* _TASK GOAL_
Gather from the material every line that contains the string "向右平移".

--- Start DATA LINES ---

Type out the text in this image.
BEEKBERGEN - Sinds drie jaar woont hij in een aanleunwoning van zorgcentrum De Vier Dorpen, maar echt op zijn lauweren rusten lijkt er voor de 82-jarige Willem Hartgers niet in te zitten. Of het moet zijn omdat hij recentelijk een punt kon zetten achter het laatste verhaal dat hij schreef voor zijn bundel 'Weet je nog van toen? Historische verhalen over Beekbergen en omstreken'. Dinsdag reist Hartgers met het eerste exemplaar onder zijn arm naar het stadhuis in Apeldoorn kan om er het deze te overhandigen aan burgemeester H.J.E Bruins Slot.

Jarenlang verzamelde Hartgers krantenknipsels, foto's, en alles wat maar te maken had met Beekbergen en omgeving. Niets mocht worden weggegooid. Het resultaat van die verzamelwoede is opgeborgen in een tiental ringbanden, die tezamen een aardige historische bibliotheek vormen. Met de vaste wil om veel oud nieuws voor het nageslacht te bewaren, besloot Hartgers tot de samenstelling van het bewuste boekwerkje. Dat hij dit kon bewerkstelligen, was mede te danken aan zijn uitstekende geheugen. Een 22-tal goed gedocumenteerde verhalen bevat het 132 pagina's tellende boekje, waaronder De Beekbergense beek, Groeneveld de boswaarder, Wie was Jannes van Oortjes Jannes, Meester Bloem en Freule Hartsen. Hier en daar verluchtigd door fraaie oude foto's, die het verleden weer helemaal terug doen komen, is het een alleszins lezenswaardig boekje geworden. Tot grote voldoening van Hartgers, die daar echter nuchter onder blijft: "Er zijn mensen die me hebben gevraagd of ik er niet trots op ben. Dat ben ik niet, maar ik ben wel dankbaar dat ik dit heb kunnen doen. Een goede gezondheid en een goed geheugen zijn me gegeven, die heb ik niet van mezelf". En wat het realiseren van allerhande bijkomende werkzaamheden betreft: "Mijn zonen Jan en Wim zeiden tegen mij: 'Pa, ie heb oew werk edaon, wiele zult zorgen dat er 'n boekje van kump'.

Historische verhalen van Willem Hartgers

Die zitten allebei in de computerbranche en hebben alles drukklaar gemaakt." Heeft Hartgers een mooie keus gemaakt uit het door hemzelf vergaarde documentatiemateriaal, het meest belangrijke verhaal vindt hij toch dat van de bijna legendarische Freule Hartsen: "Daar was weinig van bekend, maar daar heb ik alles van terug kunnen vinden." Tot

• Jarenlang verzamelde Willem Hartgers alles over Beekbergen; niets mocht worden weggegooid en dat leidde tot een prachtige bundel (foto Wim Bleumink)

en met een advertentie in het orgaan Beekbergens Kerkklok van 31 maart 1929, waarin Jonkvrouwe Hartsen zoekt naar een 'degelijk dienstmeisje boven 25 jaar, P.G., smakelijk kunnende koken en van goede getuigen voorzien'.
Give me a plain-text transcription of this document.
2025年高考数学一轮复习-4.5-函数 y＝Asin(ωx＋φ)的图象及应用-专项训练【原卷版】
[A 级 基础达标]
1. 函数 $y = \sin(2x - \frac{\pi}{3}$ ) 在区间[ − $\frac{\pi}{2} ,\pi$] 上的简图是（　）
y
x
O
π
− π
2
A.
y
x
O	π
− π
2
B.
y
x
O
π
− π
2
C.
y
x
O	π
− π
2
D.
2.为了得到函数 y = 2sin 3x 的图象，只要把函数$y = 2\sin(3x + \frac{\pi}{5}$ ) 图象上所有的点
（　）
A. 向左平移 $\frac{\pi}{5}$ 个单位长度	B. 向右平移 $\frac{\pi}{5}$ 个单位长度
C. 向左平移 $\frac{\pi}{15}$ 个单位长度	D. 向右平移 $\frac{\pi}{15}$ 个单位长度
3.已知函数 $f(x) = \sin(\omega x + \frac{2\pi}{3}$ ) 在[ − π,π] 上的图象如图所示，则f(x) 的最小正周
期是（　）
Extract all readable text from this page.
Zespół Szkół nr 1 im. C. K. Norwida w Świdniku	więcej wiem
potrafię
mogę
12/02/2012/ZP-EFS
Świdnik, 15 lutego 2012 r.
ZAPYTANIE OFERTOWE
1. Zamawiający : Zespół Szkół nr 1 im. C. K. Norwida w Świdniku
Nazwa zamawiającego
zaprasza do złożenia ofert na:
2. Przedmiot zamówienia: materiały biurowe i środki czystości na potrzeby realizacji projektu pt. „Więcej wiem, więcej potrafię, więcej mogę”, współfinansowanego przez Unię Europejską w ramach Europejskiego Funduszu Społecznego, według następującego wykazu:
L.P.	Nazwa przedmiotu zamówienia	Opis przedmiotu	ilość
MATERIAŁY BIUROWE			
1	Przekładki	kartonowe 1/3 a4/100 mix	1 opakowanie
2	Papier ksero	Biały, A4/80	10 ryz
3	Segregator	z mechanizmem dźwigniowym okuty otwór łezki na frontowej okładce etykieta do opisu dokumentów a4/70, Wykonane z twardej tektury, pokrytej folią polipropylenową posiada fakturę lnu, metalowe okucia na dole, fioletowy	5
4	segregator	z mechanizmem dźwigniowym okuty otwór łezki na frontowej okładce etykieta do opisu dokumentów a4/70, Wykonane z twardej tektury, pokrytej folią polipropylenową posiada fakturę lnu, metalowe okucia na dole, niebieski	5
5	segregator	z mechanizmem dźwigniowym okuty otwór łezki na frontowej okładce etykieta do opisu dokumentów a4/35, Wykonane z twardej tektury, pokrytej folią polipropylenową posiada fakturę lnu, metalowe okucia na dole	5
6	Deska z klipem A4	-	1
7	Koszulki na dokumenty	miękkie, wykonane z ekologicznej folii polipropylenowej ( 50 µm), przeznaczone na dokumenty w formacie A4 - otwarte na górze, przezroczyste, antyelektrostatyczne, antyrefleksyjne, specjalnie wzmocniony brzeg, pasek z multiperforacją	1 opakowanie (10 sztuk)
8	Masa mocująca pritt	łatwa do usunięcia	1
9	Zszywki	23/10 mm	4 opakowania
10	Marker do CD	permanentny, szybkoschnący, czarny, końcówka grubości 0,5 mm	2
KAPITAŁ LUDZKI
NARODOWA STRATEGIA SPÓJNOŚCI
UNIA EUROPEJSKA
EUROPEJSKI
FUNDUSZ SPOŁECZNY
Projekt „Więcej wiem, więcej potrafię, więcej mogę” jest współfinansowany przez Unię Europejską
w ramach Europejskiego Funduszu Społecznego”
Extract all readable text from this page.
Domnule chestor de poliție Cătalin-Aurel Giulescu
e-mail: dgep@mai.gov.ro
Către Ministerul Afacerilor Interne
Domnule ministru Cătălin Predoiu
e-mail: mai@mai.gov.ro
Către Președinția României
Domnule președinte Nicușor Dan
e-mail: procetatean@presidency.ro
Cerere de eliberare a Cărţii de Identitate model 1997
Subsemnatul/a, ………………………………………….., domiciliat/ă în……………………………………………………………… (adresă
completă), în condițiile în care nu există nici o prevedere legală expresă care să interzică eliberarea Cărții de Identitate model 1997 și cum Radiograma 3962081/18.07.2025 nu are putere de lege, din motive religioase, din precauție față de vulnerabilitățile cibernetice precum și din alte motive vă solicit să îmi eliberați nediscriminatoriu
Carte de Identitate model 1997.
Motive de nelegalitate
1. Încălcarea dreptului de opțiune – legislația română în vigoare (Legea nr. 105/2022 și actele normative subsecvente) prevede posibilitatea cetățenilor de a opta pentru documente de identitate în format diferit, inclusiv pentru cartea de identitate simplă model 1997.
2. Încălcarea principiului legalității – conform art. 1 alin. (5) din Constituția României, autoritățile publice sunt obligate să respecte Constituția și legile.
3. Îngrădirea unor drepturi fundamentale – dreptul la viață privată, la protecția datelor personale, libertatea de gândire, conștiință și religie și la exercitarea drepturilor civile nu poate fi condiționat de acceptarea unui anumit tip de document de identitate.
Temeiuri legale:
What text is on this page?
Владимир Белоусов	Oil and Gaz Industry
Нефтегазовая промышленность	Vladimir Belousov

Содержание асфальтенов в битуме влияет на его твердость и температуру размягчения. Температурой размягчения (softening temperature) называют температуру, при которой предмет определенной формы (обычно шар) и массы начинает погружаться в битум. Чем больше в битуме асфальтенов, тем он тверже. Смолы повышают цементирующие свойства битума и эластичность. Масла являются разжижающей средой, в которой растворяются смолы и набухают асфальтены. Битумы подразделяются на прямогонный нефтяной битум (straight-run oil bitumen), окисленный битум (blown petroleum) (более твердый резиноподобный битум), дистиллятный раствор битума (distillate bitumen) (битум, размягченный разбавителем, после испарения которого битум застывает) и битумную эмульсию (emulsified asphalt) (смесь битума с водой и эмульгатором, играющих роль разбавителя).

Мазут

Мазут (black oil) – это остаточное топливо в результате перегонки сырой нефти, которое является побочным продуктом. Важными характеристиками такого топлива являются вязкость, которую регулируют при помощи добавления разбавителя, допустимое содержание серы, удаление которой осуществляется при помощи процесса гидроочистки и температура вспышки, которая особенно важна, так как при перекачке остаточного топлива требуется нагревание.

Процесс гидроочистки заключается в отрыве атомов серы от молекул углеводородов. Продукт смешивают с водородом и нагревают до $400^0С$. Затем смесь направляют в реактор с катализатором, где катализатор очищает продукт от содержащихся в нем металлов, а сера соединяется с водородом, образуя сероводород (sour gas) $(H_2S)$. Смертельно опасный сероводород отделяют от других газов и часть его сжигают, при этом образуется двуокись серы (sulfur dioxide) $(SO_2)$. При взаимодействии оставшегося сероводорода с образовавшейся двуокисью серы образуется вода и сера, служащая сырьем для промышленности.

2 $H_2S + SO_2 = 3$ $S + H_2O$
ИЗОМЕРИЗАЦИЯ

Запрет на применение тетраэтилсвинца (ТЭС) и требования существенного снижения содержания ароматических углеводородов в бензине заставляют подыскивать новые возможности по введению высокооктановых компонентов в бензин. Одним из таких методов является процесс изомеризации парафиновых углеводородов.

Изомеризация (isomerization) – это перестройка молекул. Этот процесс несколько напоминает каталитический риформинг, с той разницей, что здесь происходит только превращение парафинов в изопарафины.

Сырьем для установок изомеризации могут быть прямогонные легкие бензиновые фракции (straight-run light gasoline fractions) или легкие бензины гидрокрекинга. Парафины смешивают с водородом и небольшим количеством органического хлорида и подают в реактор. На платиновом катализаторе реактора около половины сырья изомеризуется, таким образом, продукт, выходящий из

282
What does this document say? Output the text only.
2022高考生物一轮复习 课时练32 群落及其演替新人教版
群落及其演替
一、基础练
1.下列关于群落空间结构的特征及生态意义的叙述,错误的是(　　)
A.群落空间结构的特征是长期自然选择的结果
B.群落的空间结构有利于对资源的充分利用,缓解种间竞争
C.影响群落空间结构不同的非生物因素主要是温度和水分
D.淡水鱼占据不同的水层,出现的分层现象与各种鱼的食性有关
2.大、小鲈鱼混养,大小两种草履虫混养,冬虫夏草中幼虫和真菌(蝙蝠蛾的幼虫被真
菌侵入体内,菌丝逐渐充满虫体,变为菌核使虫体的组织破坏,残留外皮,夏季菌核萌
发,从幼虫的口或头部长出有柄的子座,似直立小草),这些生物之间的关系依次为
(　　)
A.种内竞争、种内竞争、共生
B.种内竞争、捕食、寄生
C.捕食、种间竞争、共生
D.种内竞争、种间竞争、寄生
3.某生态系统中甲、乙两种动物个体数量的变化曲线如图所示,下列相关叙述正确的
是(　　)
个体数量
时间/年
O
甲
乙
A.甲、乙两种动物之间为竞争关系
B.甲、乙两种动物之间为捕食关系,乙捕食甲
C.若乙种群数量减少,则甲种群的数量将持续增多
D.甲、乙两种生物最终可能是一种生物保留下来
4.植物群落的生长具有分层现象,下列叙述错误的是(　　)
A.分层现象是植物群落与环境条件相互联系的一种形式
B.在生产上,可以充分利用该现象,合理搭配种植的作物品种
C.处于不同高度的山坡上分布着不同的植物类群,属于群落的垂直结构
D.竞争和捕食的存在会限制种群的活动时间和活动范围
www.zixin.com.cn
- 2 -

--- End DATA LINES ---

* _CORRECT RESPONSE_
A. 向左平移 $\frac{\pi}{5}$ 个单位长度	B. 向右平移 $\frac{\pi}{5}$ 个单位长度
C. 向左平移 $\frac{\pi}{15}$ 个单位长度	D. 向右平移 $\frac{\pi}{15}$ 个单位长度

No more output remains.